-- GOAL --
Take down each entry exactly as written.

-- SUPPLIED RECORDS --

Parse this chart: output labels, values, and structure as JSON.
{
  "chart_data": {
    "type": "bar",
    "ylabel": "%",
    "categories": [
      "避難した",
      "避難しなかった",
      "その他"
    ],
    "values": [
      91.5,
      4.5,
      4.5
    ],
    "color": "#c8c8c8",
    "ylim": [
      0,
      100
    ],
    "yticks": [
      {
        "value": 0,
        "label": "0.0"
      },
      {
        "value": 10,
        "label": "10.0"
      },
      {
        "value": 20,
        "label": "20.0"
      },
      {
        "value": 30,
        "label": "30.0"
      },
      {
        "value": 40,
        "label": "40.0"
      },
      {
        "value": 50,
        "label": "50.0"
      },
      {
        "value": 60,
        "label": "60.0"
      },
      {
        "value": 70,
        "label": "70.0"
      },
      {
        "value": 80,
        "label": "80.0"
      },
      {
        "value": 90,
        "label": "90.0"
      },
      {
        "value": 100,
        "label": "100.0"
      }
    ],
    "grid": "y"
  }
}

-- WRITTEN RESPONSE --
Parse this chart: output labels, values, and structure as JSON.
{
  "chart_data": {
    "type": "bar",
    "ylabel": "%",
    "categories": [
      "避難した",
      "避難しなかった",
      "その他"
    ],
    "values": [
      91.5,
      4.5,
      4.5
    ],
    "color": "#c8c8c8",
    "ylim": [
      0,
      100
    ],
    "yticks": [
      {
        "value": 0,
        "label": "0.0"
      },
      {
        "value": 10,
        "label": "10.0"
      },
      {
        "value": 20,
        "label": "20.0"
      },
      {
        "value": 30,
        "label": "30.0"
      },
      {
        "value": 40,
        "label": "40.0"
      },
      {
        "value": 50,
        "label": "50.0"
      },
      {
        "value": 60,
        "label": "60.0"
      },
      {
        "value": 70,
        "label": "70.0"
      },
      {
        "value": 80,
        "label": "80.0"
      },
      {
        "value": 90,
        "label": "90.0"
      },
      {
        "value": 100,
        "label": "100.0"
      }
    ],
    "grid": "y"
  }
}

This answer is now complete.